### TASK:
Using the listing below, report how many lines hold the word "February", and nothing else.
-=-=-=-=-
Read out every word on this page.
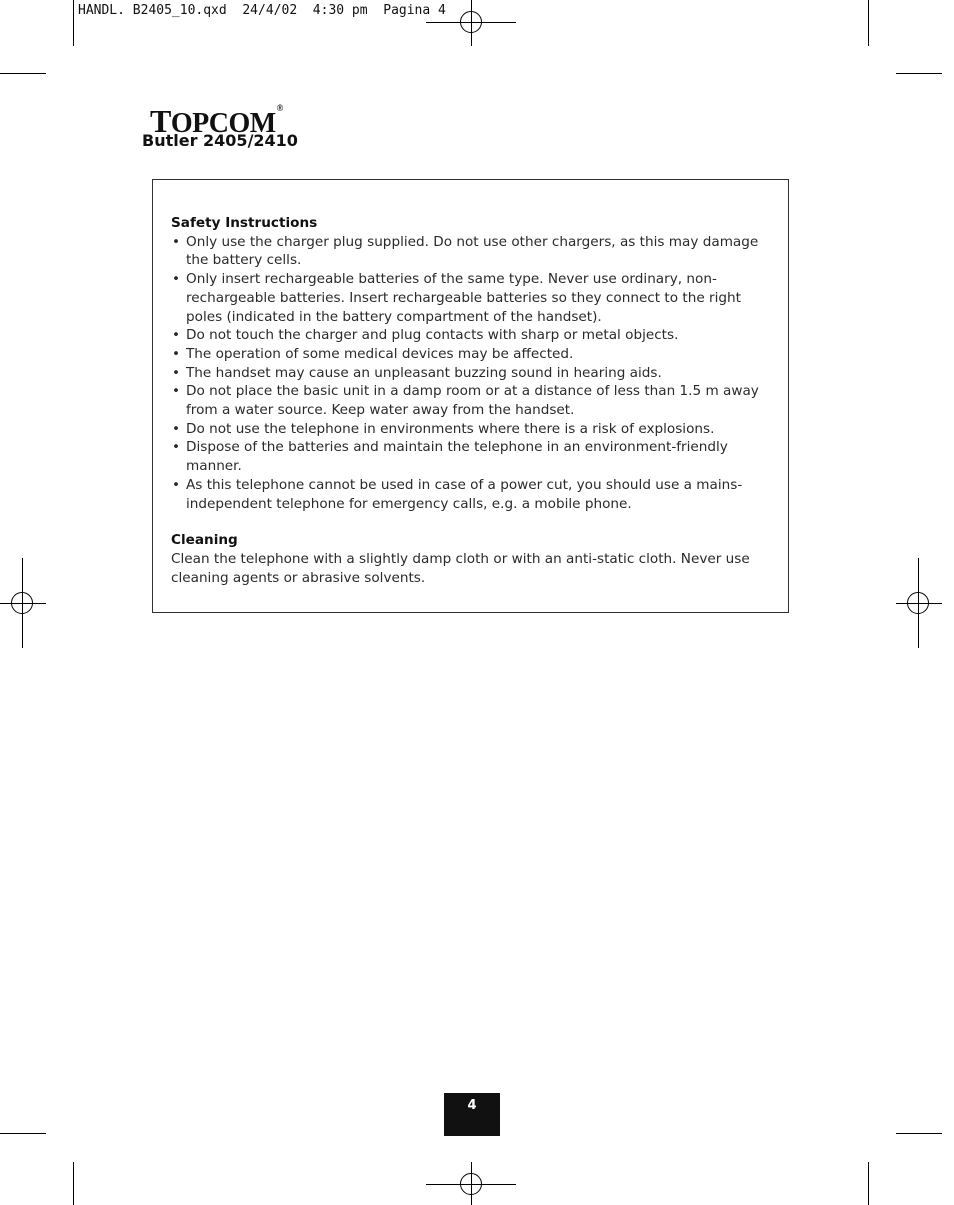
HANDL. B2405_10.qxd  24/4/02  4:30 pm  Pagina 4
TOPCOM®
Butler 2405/2410

Safety Instructions

• Only use the charger plug supplied. Do not use other chargers, as this may damage the battery cells.
• Only insert rechargeable batteries of the same type. Never use ordinary, non-rechargeable batteries. Insert rechargeable batteries so they connect to the right poles (indicated in the battery compartment of the handset).
• Do not touch the charger and plug contacts with sharp or metal objects.
• The operation of some medical devices may be affected.
• The handset may cause an unpleasant buzzing sound in hearing aids.
• Do not place the basic unit in a damp room or at a distance of less than 1.5 m away from a water source. Keep water away from the handset.
• Do not use the telephone in environments where there is a risk of explosions.
• Dispose of the batteries and maintain the telephone in an environment-friendly manner.
• As this telephone cannot be used in case of a power cut, you should use a mains-independent telephone for emergency calls, e.g. a mobile phone.

Cleaning

Clean the telephone with a slightly damp cloth or with an anti-static cloth. Never use cleaning agents or abrasive solvents.

4
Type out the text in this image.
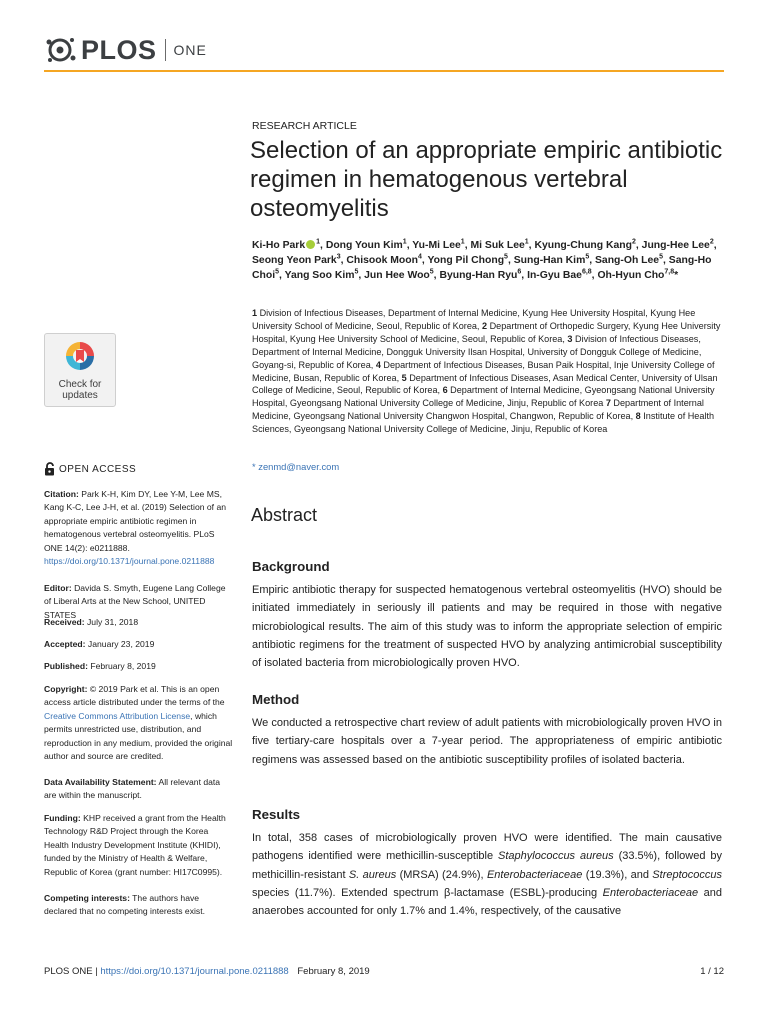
PLOS ONE
Check for updates
OPEN ACCESS
Citation: Park K-H, Kim DY, Lee Y-M, Lee MS, Kang K-C, Lee J-H, et al. (2019) Selection of an appropriate empiric antibiotic regimen in hematogenous vertebral osteomyelitis. PLoS ONE 14(2): e0211888. https://doi.org/10.1371/journal.pone.0211888
Editor: Davida S. Smyth, Eugene Lang College of Liberal Arts at the New School, UNITED STATES
Received: July 31, 2018
Accepted: January 23, 2019
Published: February 8, 2019
Copyright: © 2019 Park et al. This is an open access article distributed under the terms of the Creative Commons Attribution License, which permits unrestricted use, distribution, and reproduction in any medium, provided the original author and source are credited.
Data Availability Statement: All relevant data are within the manuscript.
Funding: KHP received a grant from the Health Technology R&D Project through the Korea Health Industry Development Institute (KHIDI), funded by the Ministry of Health & Welfare, Republic of Korea (grant number: HI17C0995).
Competing interests: The authors have declared that no competing interests exist.
RESEARCH ARTICLE
Selection of an appropriate empiric antibiotic regimen in hematogenous vertebral osteomyelitis
Ki-Ho Park $^1$, Dong Youn Kim$^1$, Yu-Mi Lee$^1$, Mi Suk Lee$^1$, Kyung-Chung Kang$^2$, Jung-Hee Lee$^2$, Seong Yeon Park$^3$, Chisook Moon$^4$, Yong Pil Chong$^5$, Sung-Han Kim$^5$, Sang-Oh Lee$^5$, Sang-Ho Choi$^5$, Yang Soo Kim$^5$, Jun Hee Woo$^5$, Byung-Han Ryu$^6$, In-Gyu Bae$^{6,8}$, Oh-Hyun Cho$^{7,8}$*
1 Division of Infectious Diseases, Department of Internal Medicine, Kyung Hee University Hospital, Kyung Hee University School of Medicine, Seoul, Republic of Korea, 2 Department of Orthopedic Surgery, Kyung Hee University Hospital, Kyung Hee University School of Medicine, Seoul, Republic of Korea, 3 Division of Infectious Diseases, Department of Internal Medicine, Dongguk University Ilsan Hospital, University of Dongguk College of Medicine, Goyang-si, Republic of Korea, 4 Department of Infectious Diseases, Busan Paik Hospital, Inje University College of Medicine, Busan, Republic of Korea, 5 Department of Infectious Diseases, Asan Medical Center, University of Ulsan College of Medicine, Seoul, Republic of Korea, 6 Department of Internal Medicine, Gyeongsang National University Hospital, Gyeongsang National University College of Medicine, Jinju, Republic of Korea 7 Department of Internal Medicine, Gyeongsang National University Changwon Hospital, Changwon, Republic of Korea, 8 Institute of Health Sciences, Gyeongsang National University College of Medicine, Jinju, Republic of Korea
* zenmd@naver.com
Abstract
Background
Empiric antibiotic therapy for suspected hematogenous vertebral osteomyelitis (HVO) should be initiated immediately in seriously ill patients and may be required in those with negative microbiological results. The aim of this study was to inform the appropriate selection of empiric antibiotic regimens for the treatment of suspected HVO by analyzing antimicrobial susceptibility of isolated bacteria from microbiologically proven HVO.
Method
We conducted a retrospective chart review of adult patients with microbiologically proven HVO in five tertiary-care hospitals over a 7-year period. The appropriateness of empiric antibiotic regimens was assessed based on the antibiotic susceptibility profiles of isolated bacteria.
Results
In total, 358 cases of microbiologically proven HVO were identified. The main causative pathogens identified were methicillin-susceptible Staphylococcus aureus (33.5%), followed by methicillin-resistant S. aureus (MRSA) (24.9%), Enterobacteriaceae (19.3%), and Streptococcus species (11.7%). Extended spectrum β-lactamase (ESBL)-producing Enterobacteriaceae and anaerobes accounted for only 1.7% and 1.4%, respectively, of the causative
PLOS ONE | https://doi.org/10.1371/journal.pone.0211888 February 8, 2019	1 / 12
-=-=-=-=-
### YOUR RESPONSE:
2